# DATA FOR PROCESSING
==============================

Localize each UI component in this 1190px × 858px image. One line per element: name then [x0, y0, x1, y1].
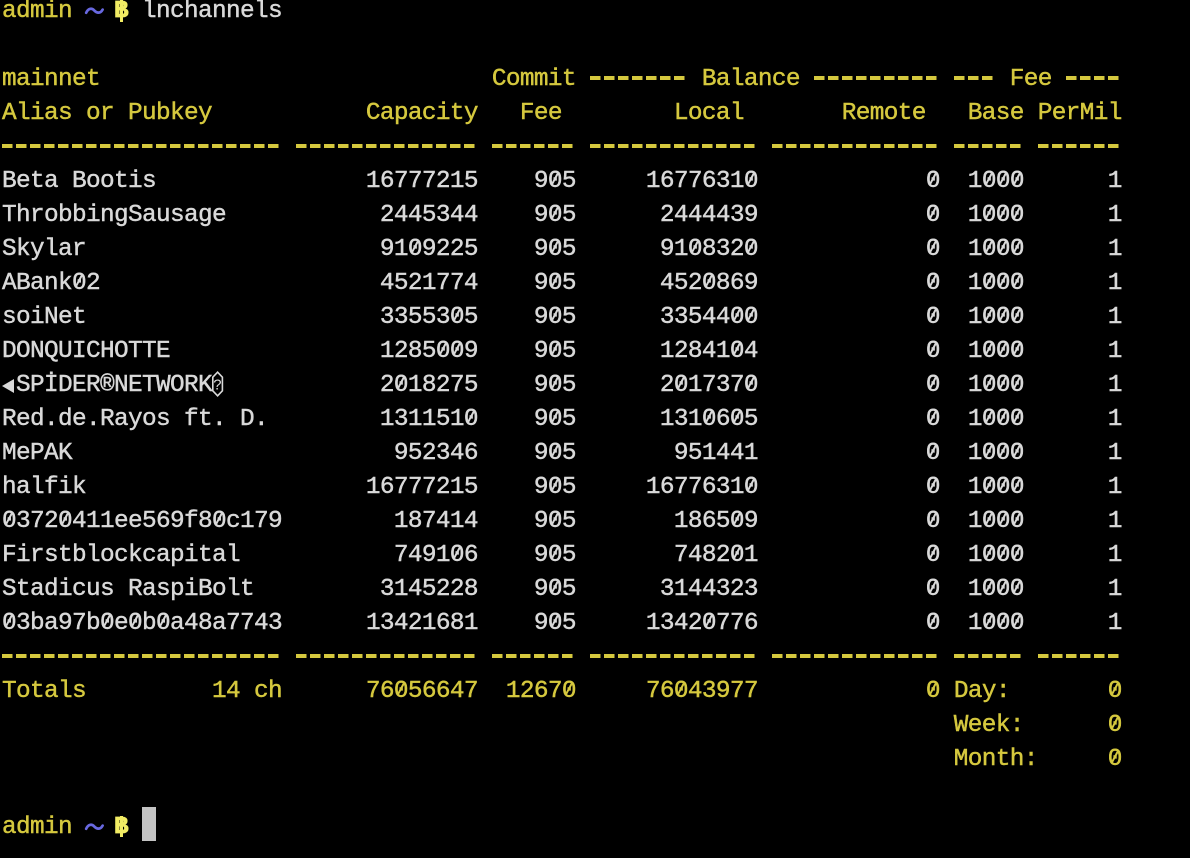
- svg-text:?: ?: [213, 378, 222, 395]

==============================

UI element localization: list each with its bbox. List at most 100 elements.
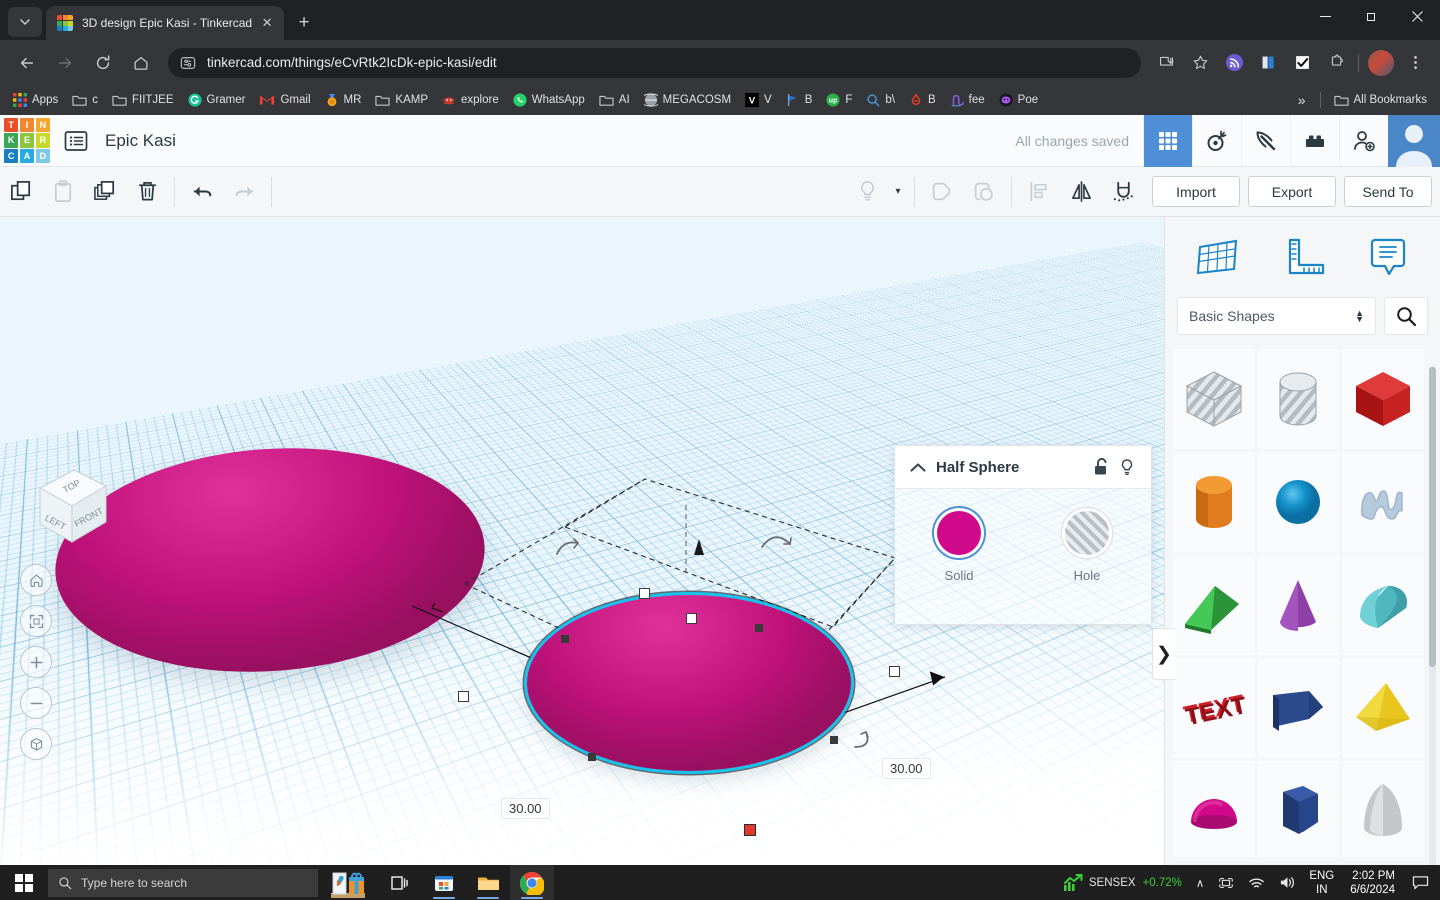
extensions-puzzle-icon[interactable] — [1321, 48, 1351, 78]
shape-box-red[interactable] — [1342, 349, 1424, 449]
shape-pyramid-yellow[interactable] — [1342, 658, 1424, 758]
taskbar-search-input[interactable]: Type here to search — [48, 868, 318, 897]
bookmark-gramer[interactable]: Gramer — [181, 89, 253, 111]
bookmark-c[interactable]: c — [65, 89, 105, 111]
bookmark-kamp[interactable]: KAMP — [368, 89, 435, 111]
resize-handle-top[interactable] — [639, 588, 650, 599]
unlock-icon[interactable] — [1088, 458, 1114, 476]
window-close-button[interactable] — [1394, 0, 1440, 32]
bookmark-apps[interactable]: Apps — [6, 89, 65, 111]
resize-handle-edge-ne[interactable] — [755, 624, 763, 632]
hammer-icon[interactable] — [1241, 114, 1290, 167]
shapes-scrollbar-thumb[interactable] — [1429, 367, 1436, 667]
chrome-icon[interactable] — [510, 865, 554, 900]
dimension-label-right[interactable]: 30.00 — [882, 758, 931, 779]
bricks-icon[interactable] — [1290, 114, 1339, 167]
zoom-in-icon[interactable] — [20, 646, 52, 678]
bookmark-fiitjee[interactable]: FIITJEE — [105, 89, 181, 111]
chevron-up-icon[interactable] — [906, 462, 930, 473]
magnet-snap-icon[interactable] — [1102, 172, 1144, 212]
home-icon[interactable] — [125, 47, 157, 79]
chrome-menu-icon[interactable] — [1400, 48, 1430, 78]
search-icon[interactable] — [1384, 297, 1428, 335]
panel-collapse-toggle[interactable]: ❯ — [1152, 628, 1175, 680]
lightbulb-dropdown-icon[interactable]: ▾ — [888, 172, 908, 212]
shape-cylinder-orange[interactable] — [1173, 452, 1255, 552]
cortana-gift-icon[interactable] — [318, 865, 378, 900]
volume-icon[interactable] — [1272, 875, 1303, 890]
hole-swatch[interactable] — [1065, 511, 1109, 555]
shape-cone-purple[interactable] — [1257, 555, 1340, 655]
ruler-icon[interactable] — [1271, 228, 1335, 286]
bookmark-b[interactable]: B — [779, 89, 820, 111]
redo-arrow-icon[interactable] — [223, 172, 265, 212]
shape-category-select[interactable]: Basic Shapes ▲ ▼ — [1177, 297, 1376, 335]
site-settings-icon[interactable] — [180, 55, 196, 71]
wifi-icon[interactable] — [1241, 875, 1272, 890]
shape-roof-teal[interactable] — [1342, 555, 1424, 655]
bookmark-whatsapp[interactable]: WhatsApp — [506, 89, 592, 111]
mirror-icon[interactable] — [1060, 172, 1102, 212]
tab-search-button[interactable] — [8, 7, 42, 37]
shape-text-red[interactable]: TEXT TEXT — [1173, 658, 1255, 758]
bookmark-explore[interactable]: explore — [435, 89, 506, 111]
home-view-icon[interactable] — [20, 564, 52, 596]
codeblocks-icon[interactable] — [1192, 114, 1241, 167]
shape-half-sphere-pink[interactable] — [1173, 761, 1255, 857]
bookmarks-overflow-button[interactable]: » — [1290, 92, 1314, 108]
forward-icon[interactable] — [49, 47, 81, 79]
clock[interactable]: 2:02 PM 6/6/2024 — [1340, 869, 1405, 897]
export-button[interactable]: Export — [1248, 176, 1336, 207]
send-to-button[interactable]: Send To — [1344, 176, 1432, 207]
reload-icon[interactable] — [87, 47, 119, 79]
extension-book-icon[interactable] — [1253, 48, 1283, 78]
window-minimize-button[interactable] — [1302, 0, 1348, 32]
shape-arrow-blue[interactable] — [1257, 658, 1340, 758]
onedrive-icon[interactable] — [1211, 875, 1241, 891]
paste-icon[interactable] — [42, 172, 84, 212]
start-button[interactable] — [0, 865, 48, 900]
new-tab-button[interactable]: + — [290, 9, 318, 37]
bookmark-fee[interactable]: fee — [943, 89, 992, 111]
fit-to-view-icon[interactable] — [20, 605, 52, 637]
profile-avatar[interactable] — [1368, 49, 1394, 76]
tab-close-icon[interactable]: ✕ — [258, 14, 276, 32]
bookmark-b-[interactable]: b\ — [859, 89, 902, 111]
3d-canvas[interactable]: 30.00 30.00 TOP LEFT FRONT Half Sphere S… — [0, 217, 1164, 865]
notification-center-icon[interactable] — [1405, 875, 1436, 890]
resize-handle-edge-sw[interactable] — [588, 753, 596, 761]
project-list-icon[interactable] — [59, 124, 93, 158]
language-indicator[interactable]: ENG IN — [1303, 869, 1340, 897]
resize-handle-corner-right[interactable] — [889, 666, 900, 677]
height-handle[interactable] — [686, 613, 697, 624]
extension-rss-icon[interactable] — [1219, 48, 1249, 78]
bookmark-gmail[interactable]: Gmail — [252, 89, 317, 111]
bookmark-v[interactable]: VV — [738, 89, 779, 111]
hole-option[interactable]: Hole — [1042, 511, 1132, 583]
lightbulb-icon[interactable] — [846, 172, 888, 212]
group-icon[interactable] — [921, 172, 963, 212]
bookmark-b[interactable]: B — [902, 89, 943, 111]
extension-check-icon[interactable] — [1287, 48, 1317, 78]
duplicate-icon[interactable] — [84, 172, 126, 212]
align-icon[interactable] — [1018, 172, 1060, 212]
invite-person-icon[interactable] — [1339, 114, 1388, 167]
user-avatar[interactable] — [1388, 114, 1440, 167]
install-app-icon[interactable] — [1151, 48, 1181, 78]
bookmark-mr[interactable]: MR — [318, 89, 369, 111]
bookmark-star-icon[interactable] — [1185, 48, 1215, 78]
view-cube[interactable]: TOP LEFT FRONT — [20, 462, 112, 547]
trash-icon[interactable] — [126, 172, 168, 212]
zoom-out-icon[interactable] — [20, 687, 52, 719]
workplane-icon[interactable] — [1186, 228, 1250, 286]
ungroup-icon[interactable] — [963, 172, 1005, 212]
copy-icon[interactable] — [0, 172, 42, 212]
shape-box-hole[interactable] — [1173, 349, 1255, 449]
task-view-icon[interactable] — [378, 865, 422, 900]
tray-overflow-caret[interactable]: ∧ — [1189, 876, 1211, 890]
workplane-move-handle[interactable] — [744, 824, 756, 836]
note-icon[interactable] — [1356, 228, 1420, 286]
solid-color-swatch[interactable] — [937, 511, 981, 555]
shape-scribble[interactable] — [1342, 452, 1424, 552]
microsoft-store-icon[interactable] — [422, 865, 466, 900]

==============================

# PROBLEM
Retype the lines above word for word, starting at the line that contains "Localize each UI" and ending at the line that contains "- svg-text:?: ?: [213, 378, 222, 395]", with both of those lines included. Leave the pictures out of your answer.

# PROBLEM SOLUTION
Localize each UI component in this 1190px × 858px image. One line per element: name then [x0, y0, x1, y1].
- svg-text:?: ?: [213, 378, 222, 395]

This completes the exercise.